- **Exercise requirements**
Please retype every one of the lines below without changing anything, and leave the pictures out of your copy.
□ □ □ □ □
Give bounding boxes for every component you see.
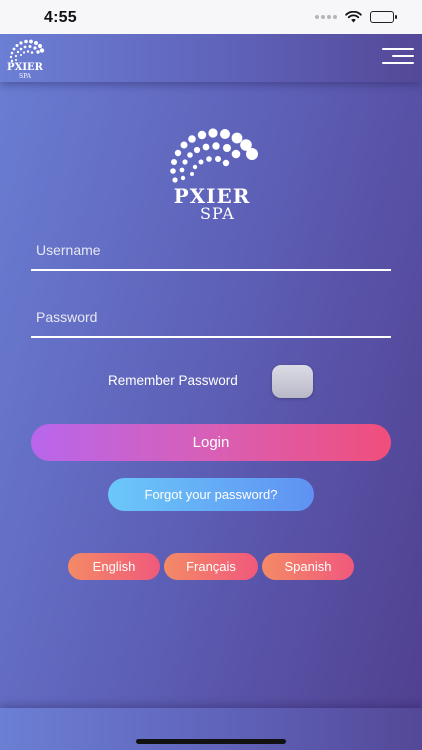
header-logo: PXIER SPA <box>3 36 47 80</box>
signal-dots-icon <box>315 15 337 19</box>
username-field <box>31 231 391 271</box>
header-logo-title: PXIER <box>7 62 43 73</box>
status-bar: 4:55 <box>0 0 422 34</box>
top-bar: PXIER SPA <box>0 34 422 82</box>
app-screen: PXIER SPA PXIER SPA Username Remember Pa… <box>0 34 422 750</box>
language-spanish-button[interactable]: Spanish <box>262 553 354 580</box>
home-indicator[interactable] <box>136 739 286 744</box>
spa-logo-icon <box>9 39 45 63</box>
language-french-button[interactable]: Français <box>164 553 258 580</box>
password-field <box>31 298 391 338</box>
header-logo-subtitle: SPA <box>19 73 31 80</box>
password-input[interactable] <box>31 298 391 336</box>
login-button[interactable]: Login <box>31 424 391 461</box>
status-icons <box>315 11 397 23</box>
hamburger-menu-icon[interactable] <box>382 46 414 66</box>
remember-password-toggle[interactable] <box>272 365 313 398</box>
forgot-password-button[interactable]: Forgot your password? <box>108 478 314 511</box>
wifi-icon <box>345 11 362 23</box>
battery-icon <box>370 11 397 23</box>
brand-logo: PXIER SPA <box>160 126 264 230</box>
status-time: 4:55 <box>44 9 77 26</box>
spa-logo-icon <box>170 128 258 183</box>
language-english-button[interactable]: English <box>68 553 160 580</box>
remember-password-label: Remember Password <box>108 373 238 388</box>
username-input[interactable] <box>31 231 391 269</box>
brand-subtitle: SPA <box>200 204 235 223</box>
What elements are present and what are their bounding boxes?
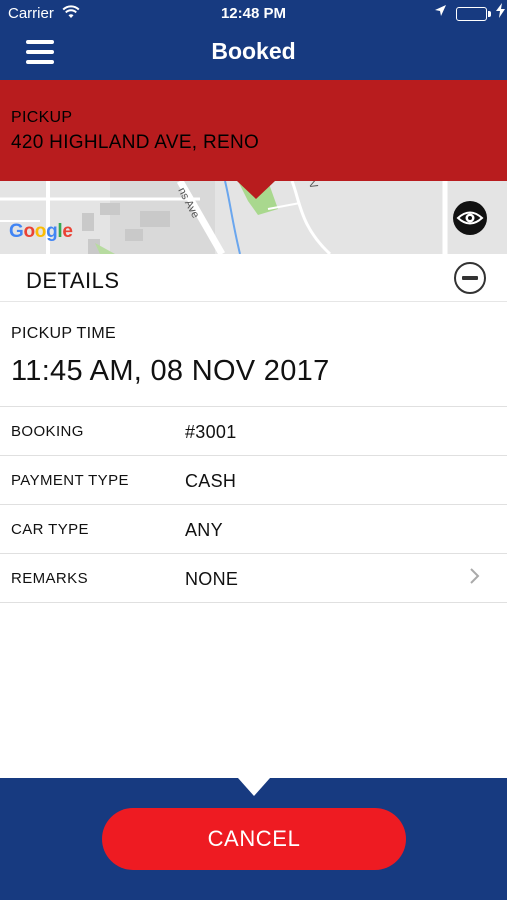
- battery-icon: [456, 7, 487, 21]
- battery-tip-icon: [488, 11, 491, 17]
- pickup-address: 420 HIGHLAND AVE, RENO: [11, 132, 260, 153]
- booking-label: BOOKING: [11, 423, 84, 440]
- car-type-value: ANY: [185, 520, 223, 540]
- charging-bolt-icon: [496, 3, 505, 22]
- payment-type-label: PAYMENT TYPE: [11, 472, 129, 489]
- minus-circle-icon[interactable]: [454, 262, 486, 294]
- pickup-time-section: PICKUP TIME 11:45 AM, 08 NOV 2017: [0, 303, 507, 407]
- detail-row-booking: BOOKING #3001: [0, 407, 507, 456]
- pickup-banner: PICKUP 420 HIGHLAND AVE, RENO: [0, 80, 507, 182]
- top-bar: Carrier 12:48 PM Booked: [0, 0, 507, 80]
- pickup-time-value: 11:45 AM, 08 NOV 2017: [11, 355, 330, 387]
- pickup-label: PICKUP: [11, 109, 73, 126]
- remarks-value: NONE: [185, 569, 239, 589]
- detail-row-remarks[interactable]: REMARKS NONE: [0, 554, 507, 603]
- pickup-time-label: PICKUP TIME: [11, 325, 116, 342]
- google-logo: Google: [9, 221, 73, 242]
- details-header[interactable]: DETAILS: [0, 254, 507, 302]
- car-type-label: CAR TYPE: [11, 521, 89, 538]
- location-arrow-icon: [434, 4, 447, 20]
- remarks-label: REMARKS: [11, 570, 88, 587]
- page-title: Booked: [211, 38, 296, 64]
- detail-row-car-type: CAR TYPE ANY: [0, 505, 507, 554]
- booking-value: #3001: [185, 422, 237, 442]
- cancel-button[interactable]: CANCEL: [102, 808, 406, 870]
- detail-row-payment-type: PAYMENT TYPE CASH: [0, 456, 507, 505]
- footer-pointer: [238, 778, 270, 796]
- pickup-pin-pointer: [237, 181, 275, 199]
- eye-icon[interactable]: [453, 201, 487, 235]
- status-bar: Carrier 12:48 PM: [0, 0, 507, 28]
- chevron-right-icon: [469, 564, 481, 592]
- payment-type-value: CASH: [185, 471, 237, 491]
- details-title: DETAILS: [26, 268, 120, 293]
- clock-time: 12:48 PM: [220, 5, 287, 22]
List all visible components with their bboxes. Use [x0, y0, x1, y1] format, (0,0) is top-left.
□ □ □ □ □
- **Solved problem**
Give bounding boxes for every component you see.
header-logo: PXIER SPA <box>3 36 47 80</box>
signal-dots-icon <box>315 15 337 19</box>
username-field <box>31 231 391 271</box>
header-logo-title: PXIER <box>7 62 43 73</box>
status-bar: 4:55 <box>0 0 422 34</box>
top-bar: PXIER SPA <box>0 34 422 82</box>
app-screen: PXIER SPA PXIER SPA Username Remember Pa… <box>0 34 422 750</box>
language-spanish-button[interactable]: Spanish <box>262 553 354 580</box>
home-indicator[interactable] <box>136 739 286 744</box>
spa-logo-icon <box>9 39 45 63</box>
language-french-button[interactable]: Français <box>164 553 258 580</box>
password-field <box>31 298 391 338</box>
header-logo-subtitle: SPA <box>19 73 31 80</box>
password-input[interactable] <box>31 298 391 336</box>
login-button[interactable]: Login <box>31 424 391 461</box>
status-icons <box>315 11 397 23</box>
hamburger-menu-icon[interactable] <box>382 46 414 66</box>
remember-password-toggle[interactable] <box>272 365 313 398</box>
forgot-password-button[interactable]: Forgot your password? <box>108 478 314 511</box>
wifi-icon <box>345 11 362 23</box>
battery-icon <box>370 11 397 23</box>
brand-logo: PXIER SPA <box>160 126 264 230</box>
status-time: 4:55 <box>44 9 77 26</box>
spa-logo-icon <box>170 128 258 183</box>
language-english-button[interactable]: English <box>68 553 160 580</box>
remember-password-label: Remember Password <box>108 373 238 388</box>
username-input[interactable] <box>31 231 391 269</box>
brand-subtitle: SPA <box>200 204 235 223</box>
What elements are present and what are their bounding boxes?
- battery-icon: [456, 7, 487, 21]
- battery-tip-icon: [488, 11, 491, 17]
- pickup-address: 420 HIGHLAND AVE, RENO: [11, 132, 260, 153]
- booking-label: BOOKING: [11, 423, 84, 440]
- car-type-value: ANY: [185, 520, 223, 540]
- charging-bolt-icon: [496, 3, 505, 22]
- payment-type-label: PAYMENT TYPE: [11, 472, 129, 489]
- minus-circle-icon[interactable]: [454, 262, 486, 294]
- pickup-time-section: PICKUP TIME 11:45 AM, 08 NOV 2017: [0, 303, 507, 407]
- detail-row-booking: BOOKING #3001: [0, 407, 507, 456]
- pickup-banner: PICKUP 420 HIGHLAND AVE, RENO: [0, 80, 507, 182]
- top-bar: Carrier 12:48 PM Booked: [0, 0, 507, 80]
- pickup-time-value: 11:45 AM, 08 NOV 2017: [11, 355, 330, 387]
- pickup-label: PICKUP: [11, 109, 73, 126]
- remarks-value: NONE: [185, 569, 239, 589]
- detail-row-remarks[interactable]: REMARKS NONE: [0, 554, 507, 603]
- pickup-time-label: PICKUP TIME: [11, 325, 116, 342]
- google-logo: Google: [9, 221, 73, 242]
- details-header[interactable]: DETAILS: [0, 254, 507, 302]
- car-type-label: CAR TYPE: [11, 521, 89, 538]
- location-arrow-icon: [434, 4, 447, 20]
- remarks-label: REMARKS: [11, 570, 88, 587]
- page-title: Booked: [211, 38, 296, 64]
- detail-row-car-type: CAR TYPE ANY: [0, 505, 507, 554]
- booking-value: #3001: [185, 422, 237, 442]
- cancel-button[interactable]: CANCEL: [102, 808, 406, 870]
- detail-row-payment-type: PAYMENT TYPE CASH: [0, 456, 507, 505]
- footer-pointer: [238, 778, 270, 796]
- pickup-pin-pointer: [237, 181, 275, 199]
- eye-icon[interactable]: [453, 201, 487, 235]
- status-bar: Carrier 12:48 PM: [0, 0, 507, 28]
- chevron-right-icon: [469, 564, 481, 592]
- payment-type-value: CASH: [185, 471, 237, 491]
- details-title: DETAILS: [26, 268, 120, 293]
- clock-time: 12:48 PM: [220, 5, 287, 22]
List all visible components with their bboxes. Use [x0, y0, x1, y1] format, (0,0) is top-left.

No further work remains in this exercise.